**Task instructions**
Filter these entries so that only lines with the word "Clinical" remain.

**Part of a data file**
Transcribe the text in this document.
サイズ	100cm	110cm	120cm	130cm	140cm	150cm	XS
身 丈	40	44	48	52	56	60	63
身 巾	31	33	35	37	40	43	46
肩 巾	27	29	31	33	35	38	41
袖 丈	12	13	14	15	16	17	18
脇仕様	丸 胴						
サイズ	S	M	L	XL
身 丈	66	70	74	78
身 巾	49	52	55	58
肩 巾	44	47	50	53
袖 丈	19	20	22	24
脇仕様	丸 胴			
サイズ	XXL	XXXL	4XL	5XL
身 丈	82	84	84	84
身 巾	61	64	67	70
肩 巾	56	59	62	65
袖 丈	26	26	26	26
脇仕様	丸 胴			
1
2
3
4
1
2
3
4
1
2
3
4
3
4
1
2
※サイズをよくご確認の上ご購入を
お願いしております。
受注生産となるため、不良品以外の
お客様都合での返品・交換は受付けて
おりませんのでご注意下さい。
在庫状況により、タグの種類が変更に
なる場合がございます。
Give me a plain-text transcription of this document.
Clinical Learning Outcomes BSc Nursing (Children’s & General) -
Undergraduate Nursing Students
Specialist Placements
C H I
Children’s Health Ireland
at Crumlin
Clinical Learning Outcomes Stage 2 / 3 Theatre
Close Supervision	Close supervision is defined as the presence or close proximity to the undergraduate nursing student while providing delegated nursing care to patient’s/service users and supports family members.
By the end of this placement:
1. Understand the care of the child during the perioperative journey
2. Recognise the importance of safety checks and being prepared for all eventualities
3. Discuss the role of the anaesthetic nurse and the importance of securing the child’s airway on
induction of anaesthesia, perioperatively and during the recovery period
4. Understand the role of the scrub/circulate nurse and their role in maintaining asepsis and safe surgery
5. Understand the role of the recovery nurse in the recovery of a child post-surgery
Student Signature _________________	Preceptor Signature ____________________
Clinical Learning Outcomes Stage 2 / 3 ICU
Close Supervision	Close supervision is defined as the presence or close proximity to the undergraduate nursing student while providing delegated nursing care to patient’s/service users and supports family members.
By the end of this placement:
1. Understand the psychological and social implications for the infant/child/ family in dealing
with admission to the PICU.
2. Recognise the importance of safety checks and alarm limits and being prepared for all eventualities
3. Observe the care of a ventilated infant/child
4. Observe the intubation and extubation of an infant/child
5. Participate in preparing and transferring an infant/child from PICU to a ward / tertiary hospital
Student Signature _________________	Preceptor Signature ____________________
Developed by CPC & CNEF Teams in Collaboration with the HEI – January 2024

**Complete answer**
Clinical Learning Outcomes BSc Nursing (Children’s & General) -
Clinical Learning Outcomes Stage 2 / 3 Theatre
Clinical Learning Outcomes Stage 2 / 3 ICU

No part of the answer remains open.